::: Data shown :::
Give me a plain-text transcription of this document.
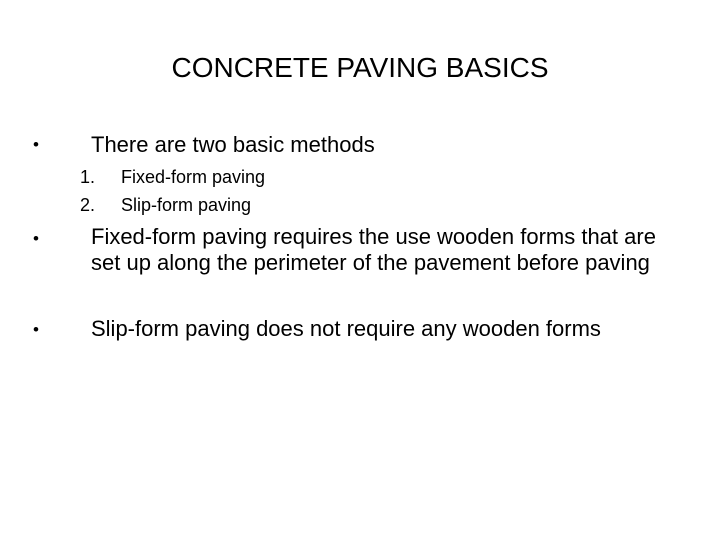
CONCRETE PAVING BASICS
• There are two basic methods
1. Fixed-form paving
2. Slip-form paving
• Fixed-form paving requires the use wooden forms that are set up along the perimeter of the pavement before paving
• Slip-form paving does not require any wooden forms
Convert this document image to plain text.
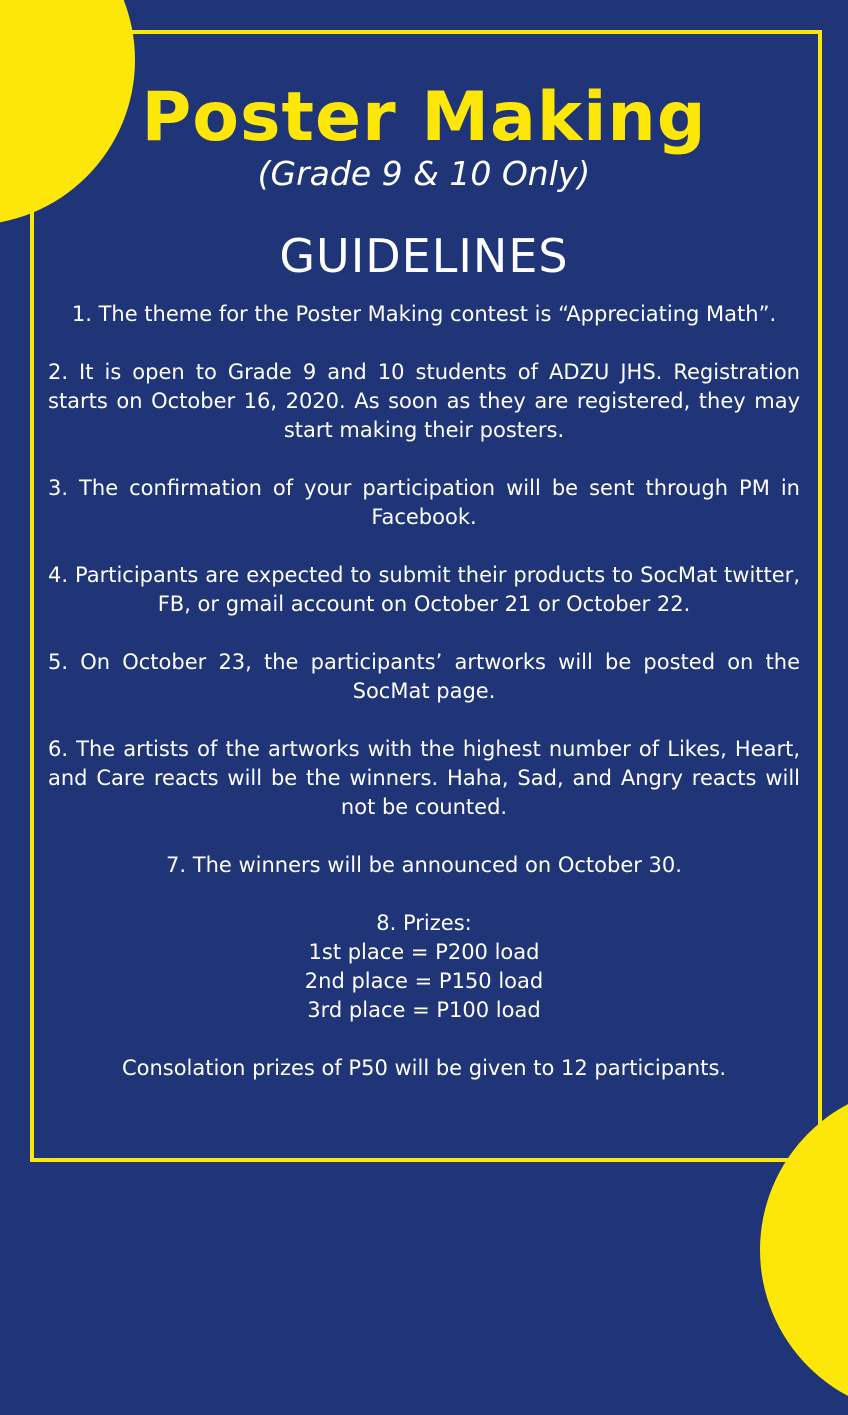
Poster Making
(Grade 9 & 10 Only)
GUIDELINES
1. The theme for the Poster Making contest is “Appreciating Math”.
2. It is open to Grade 9 and 10 students of ADZU JHS. Registration starts on October 16, 2020. As soon as they are registered, they may start making their posters.
3. The confirmation of your participation will be sent through PM in Facebook.
4. Participants are expected to submit their products to SocMat twitter, FB, or gmail account on October 21 or October 22.
5. On October 23, the participants’ artworks will be posted on the SocMat page.
6. The artists of the artworks with the highest number of Likes, Heart, and Care reacts will be the winners. Haha, Sad, and Angry reacts will not be counted.
7. The winners will be announced on October 30.
8. Prizes:
1st place = P200 load
2nd place = P150 load
3rd place = P100 load
Consolation prizes of P50 will be given to 12 participants.
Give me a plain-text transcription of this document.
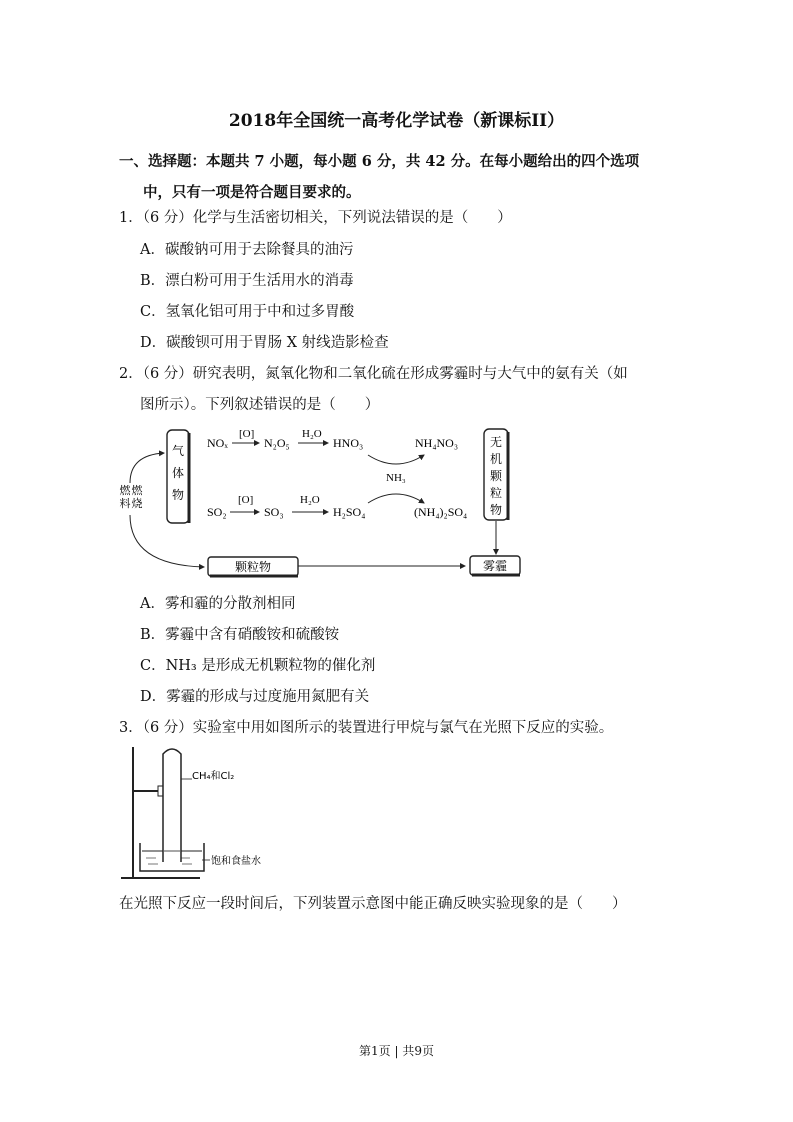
2018年全国统一高考化学试卷（新课标II）
一、选择题：本题共 7 小题，每小题 6 分，共 42 分。在每小题给出的四个选项
中，只有一项是符合题目要求的。
1．（6 分）化学与生活密切相关，下列说法错误的是（　　）
A．碳酸钠可用于去除餐具的油污
B．漂白粉可用于生活用水的消毒
C．氢氧化铝可用于中和过多胃酸
D．碳酸钡可用于胃肠 X 射线造影检查
2．（6 分）研究表明，氮氧化物和二氧化硫在形成雾霾时与大气中的氨有关（如
图所示）。下列叙述错误的是（　　）
气
体
物
无
机
颗
粒
物
NOₓ
[O]
N₂O₅
H₂O
HNO₃	NH₄NO₃
NH₃
SO₂
[O]
SO₃
H₂O
H₂SO₄	(NH₄)₂SO₄
燃
料
燃
烧
颗粒物	雾霾
A．雾和霾的分散剂相同
B．雾霾中含有硝酸铵和硫酸铵
C．NH₃ 是形成无机颗粒物的催化剂
D．雾霾的形成与过度施用氮肥有关
3．（6 分）实验室中用如图所示的装置进行甲烷与氯气在光照下反应的实验。
CH₄和Cl₂
饱和食盐水
在光照下反应一段时间后，下列装置示意图中能正确反映实验现象的是（　　）
第1页 | 共9页
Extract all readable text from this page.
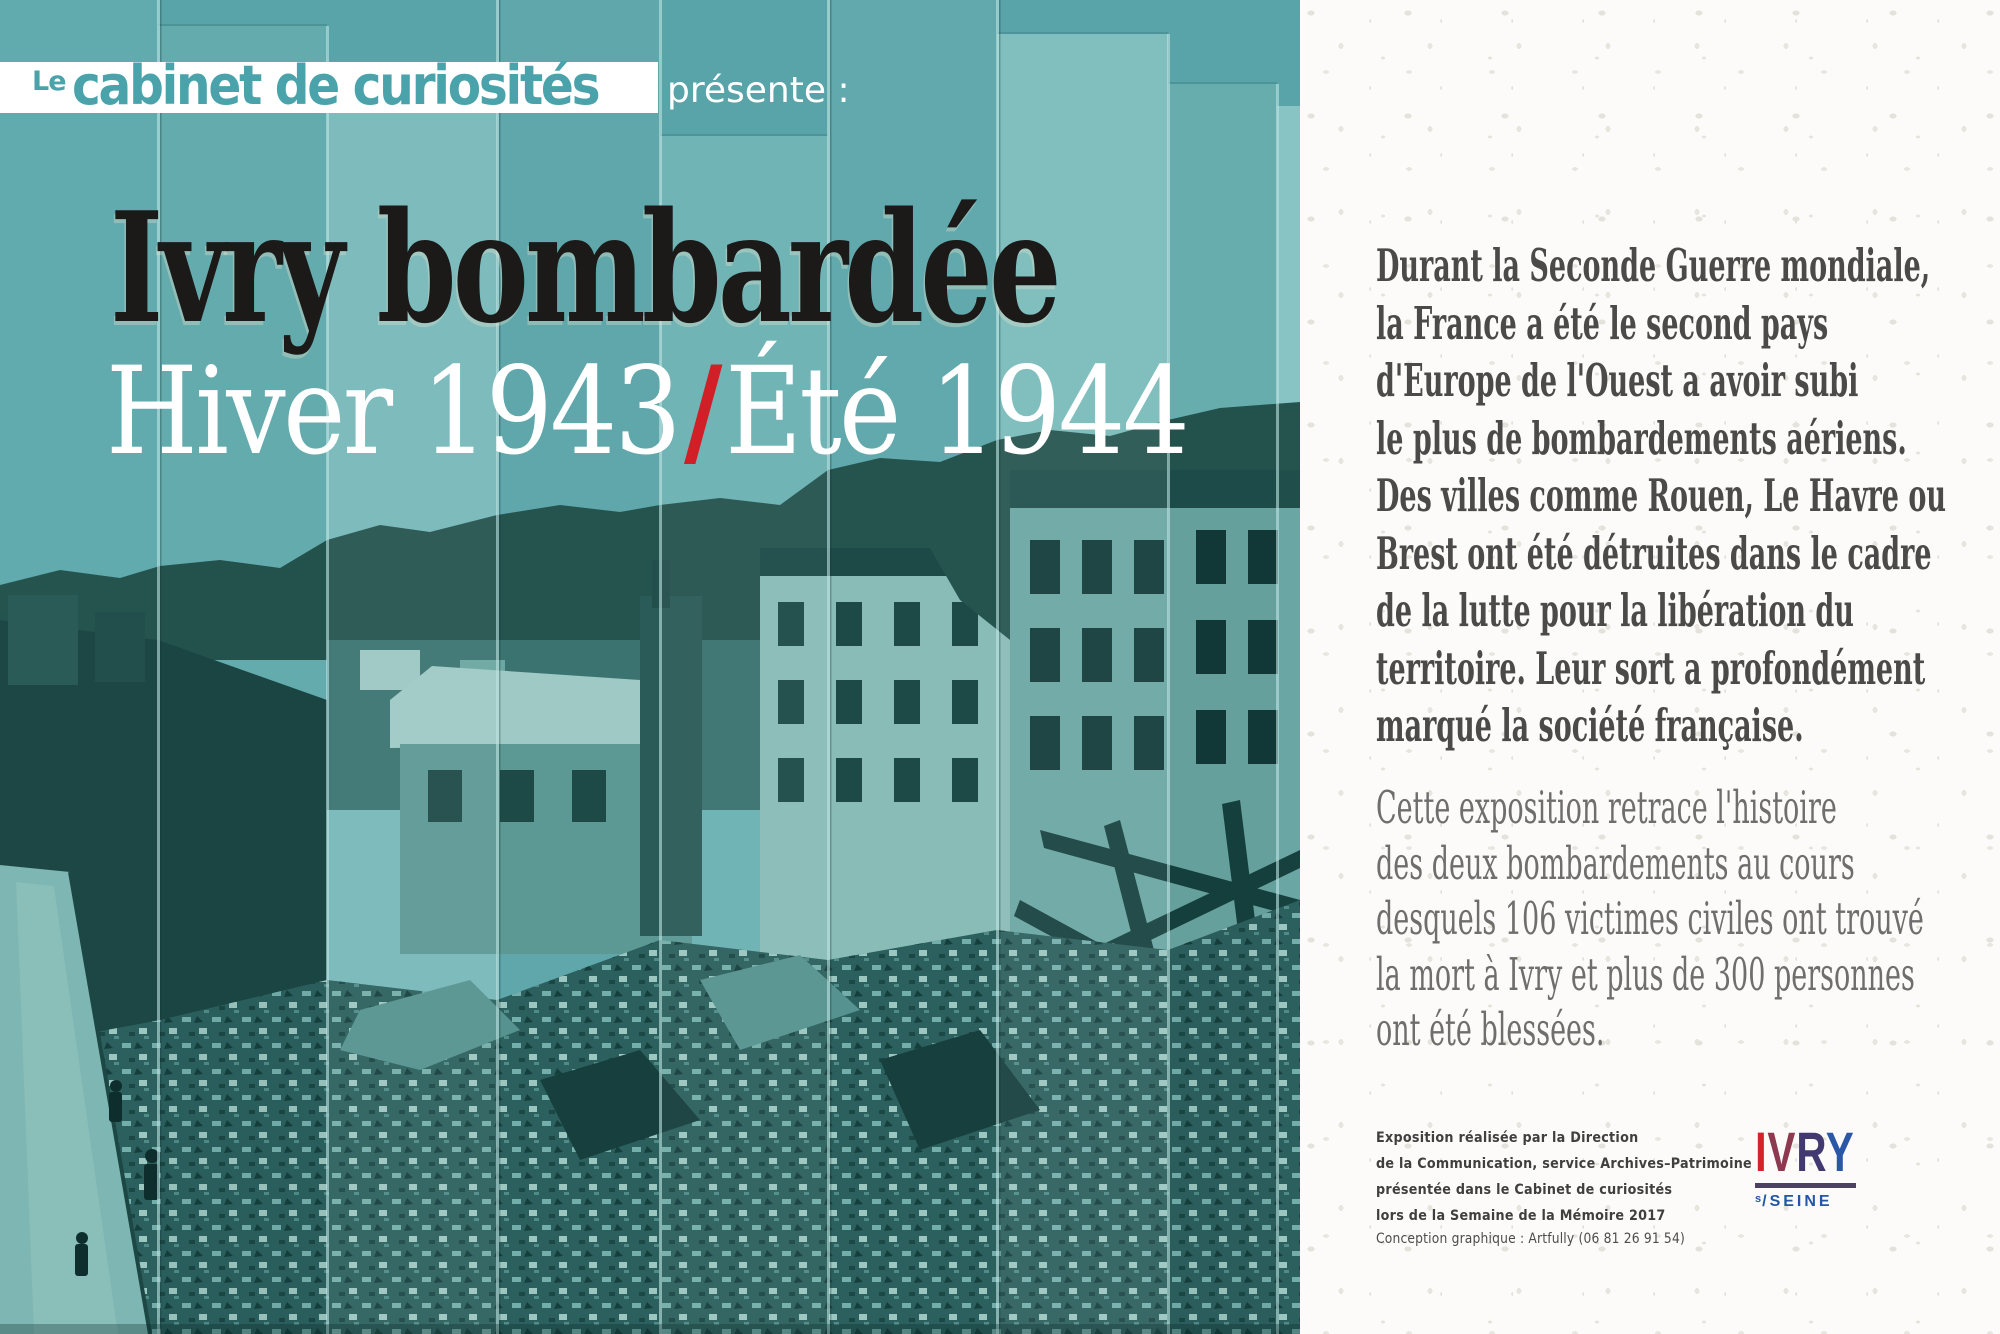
Le cabinet de curiosités présente :
Ivry bombardée
Hiver 1943/Été 1944
Durant la Seconde Guerre mondiale,
la France a été le second pays
d'Europe de l'Ouest a avoir subi
le plus de bombardements aériens.
Des villes comme Rouen, Le Havre ou
Brest ont été détruites dans le cadre
de la lutte pour la libération du
territoire. Leur sort a profondément
marqué la société française.
Cette exposition retrace l'histoire
des deux bombardements au cours
desquels 106 victimes civiles ont trouvé
la mort à Ivry et plus de 300 personnes
ont été blessées.
Exposition réalisée par la Direction
de la Communication, service Archives–Patrimoine
présentée dans le Cabinet de curiosités
lors de la Semaine de la Mémoire 2017
Conception graphique : Artfully (06 81 26 91 54)
IVRY
$^s$/SEINE
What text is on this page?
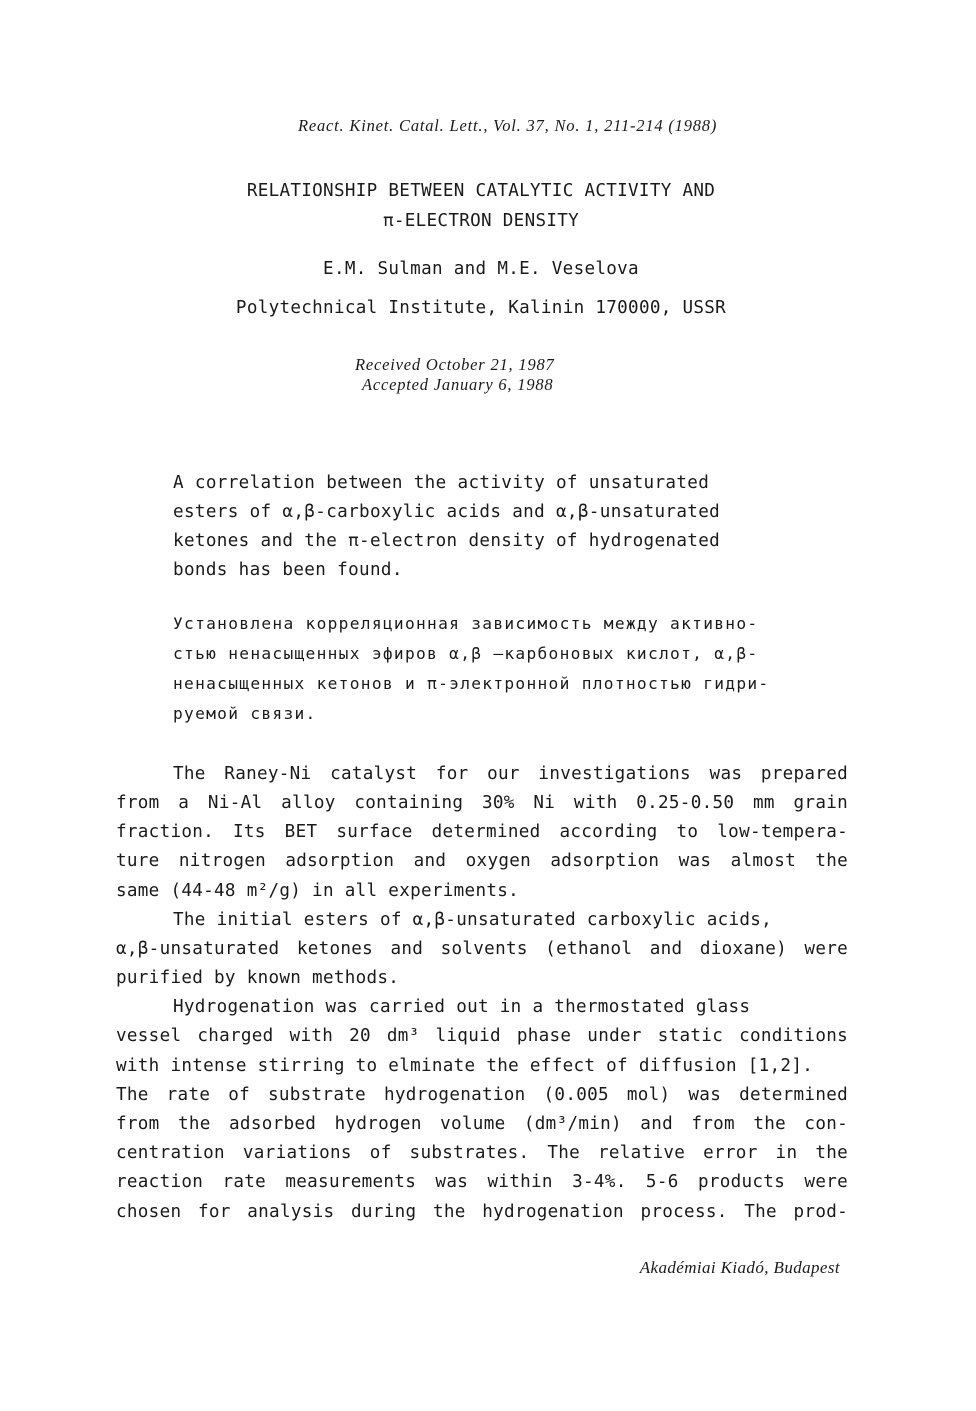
React. Kinet. Catal. Lett., Vol. 37, No. 1, 211-214 (1988)
RELATIONSHIP BETWEEN CATALYTIC ACTIVITY AND
π-ELECTRON DENSITY
E.M. Sulman and M.E. Veselova
Polytechnical Institute, Kalinin 170000, USSR
Received October 21, 1987
Accepted January 6, 1988
A correlation between the activity of unsaturated
esters of α,β-carboxylic acids and α,β-unsaturated
ketones and the π-electron density of hydrogenated
bonds has been found.
Установлена корреляционная зависимость между активно-
стью ненасыщенных эфиров α,β —карбоновых кислот, α,β-
ненасыщенных кетонов и π-электронной плотностью гидри-
руемой связи.
The Raney-Ni catalyst for our investigations was prepared
from a Ni-Al alloy containing 30% Ni with 0.25-0.50 mm grain
fraction. Its BET surface determined according to low-tempera-
ture nitrogen adsorption and oxygen adsorption was almost the
same (44-48 m²/g) in all experiments.
The initial esters of α,β-unsaturated carboxylic acids,
α,β-unsaturated ketones and solvents (ethanol and dioxane) were
purified by known methods.
Hydrogenation was carried out in a thermostated glass
vessel charged with 20 dm³ liquid phase under static conditions
with intense stirring to elminate the effect of diffusion [1,2].
The rate of substrate hydrogenation (0.005 mol) was determined
from the adsorbed hydrogen volume (dm³/min) and from the con-
centration variations of substrates. The relative error in the
reaction rate measurements was within 3-4%. 5-6 products were
chosen for analysis during the hydrogenation process. The prod-
Akadémiai Kiadó, Budapest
:::
__The exercise__:
Answer with one number: how many lines in the listing hold "page".

__The response__:
3